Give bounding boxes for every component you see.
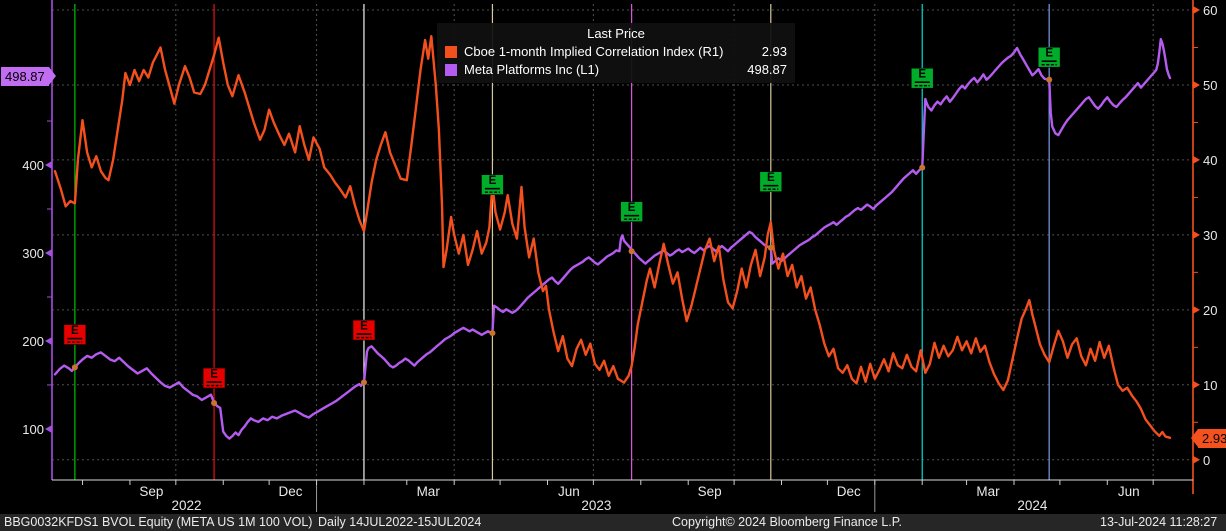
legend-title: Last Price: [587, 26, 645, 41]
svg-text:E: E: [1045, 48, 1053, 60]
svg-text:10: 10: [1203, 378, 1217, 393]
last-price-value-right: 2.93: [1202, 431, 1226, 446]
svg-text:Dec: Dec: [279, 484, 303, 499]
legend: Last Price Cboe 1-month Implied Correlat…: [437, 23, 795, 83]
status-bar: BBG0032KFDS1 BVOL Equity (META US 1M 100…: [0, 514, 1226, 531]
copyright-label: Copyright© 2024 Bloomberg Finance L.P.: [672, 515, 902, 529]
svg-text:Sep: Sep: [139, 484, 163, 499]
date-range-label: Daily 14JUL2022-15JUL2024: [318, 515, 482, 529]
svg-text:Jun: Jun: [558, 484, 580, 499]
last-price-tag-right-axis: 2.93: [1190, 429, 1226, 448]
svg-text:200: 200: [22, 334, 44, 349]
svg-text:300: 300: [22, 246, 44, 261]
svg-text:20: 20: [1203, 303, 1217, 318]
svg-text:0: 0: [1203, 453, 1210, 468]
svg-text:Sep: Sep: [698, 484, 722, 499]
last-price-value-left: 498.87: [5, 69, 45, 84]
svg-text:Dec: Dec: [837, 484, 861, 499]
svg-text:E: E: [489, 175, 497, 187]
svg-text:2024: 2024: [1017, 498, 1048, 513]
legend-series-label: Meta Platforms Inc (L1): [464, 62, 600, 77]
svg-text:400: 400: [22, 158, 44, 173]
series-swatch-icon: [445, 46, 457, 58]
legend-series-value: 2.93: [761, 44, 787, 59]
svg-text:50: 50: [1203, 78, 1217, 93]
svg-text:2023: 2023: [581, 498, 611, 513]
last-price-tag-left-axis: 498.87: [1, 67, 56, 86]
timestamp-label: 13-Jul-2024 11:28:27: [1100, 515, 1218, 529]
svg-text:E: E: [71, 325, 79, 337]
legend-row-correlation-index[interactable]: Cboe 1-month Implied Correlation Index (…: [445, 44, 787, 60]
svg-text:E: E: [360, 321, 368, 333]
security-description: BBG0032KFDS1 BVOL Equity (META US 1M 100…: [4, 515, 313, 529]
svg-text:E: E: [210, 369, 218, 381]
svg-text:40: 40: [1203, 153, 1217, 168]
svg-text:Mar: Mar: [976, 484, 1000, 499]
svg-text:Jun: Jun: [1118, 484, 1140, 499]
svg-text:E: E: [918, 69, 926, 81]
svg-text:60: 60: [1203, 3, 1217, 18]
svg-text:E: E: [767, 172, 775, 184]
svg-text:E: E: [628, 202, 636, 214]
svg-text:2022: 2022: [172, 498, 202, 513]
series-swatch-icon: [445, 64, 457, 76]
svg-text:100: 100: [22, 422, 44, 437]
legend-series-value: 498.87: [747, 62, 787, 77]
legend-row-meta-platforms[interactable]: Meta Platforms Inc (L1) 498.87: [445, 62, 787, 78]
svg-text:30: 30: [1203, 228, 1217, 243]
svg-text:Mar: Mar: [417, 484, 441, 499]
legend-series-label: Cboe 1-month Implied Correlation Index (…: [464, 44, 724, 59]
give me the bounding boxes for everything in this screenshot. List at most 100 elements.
+++++
:: TASK DETAILS ::
Copy the lines in the records from the line with "legend-title: Last Price: [587, 26, 645, 41]" to the line with "svg-text:0: 0: [1203, 453, 1210, 468]", keeping each one identical.

:: SOLUTION TO THE PROBLEM ::
legend-title: Last Price: [587, 26, 645, 41]
svg-text:E: E: [1045, 48, 1053, 60]
svg-text:10: 10: [1203, 378, 1217, 393]
last-price-value-right: 2.93: [1202, 431, 1226, 446]
svg-text:Dec: Dec: [279, 484, 303, 499]
legend: Last Price Cboe 1-month Implied Correlat…: [437, 23, 795, 83]
status-bar: BBG0032KFDS1 BVOL Equity (META US 1M 100…: [0, 514, 1226, 531]
copyright-label: Copyright© 2024 Bloomberg Finance L.P.: [672, 515, 902, 529]
svg-text:Sep: Sep: [139, 484, 163, 499]
date-range-label: Daily 14JUL2022-15JUL2024: [318, 515, 482, 529]
svg-text:Jun: Jun: [558, 484, 580, 499]
last-price-tag-right-axis: 2.93: [1190, 429, 1226, 448]
svg-text:200: 200: [22, 334, 44, 349]
svg-text:300: 300: [22, 246, 44, 261]
svg-text:20: 20: [1203, 303, 1217, 318]
svg-text:0: 0: [1203, 453, 1210, 468]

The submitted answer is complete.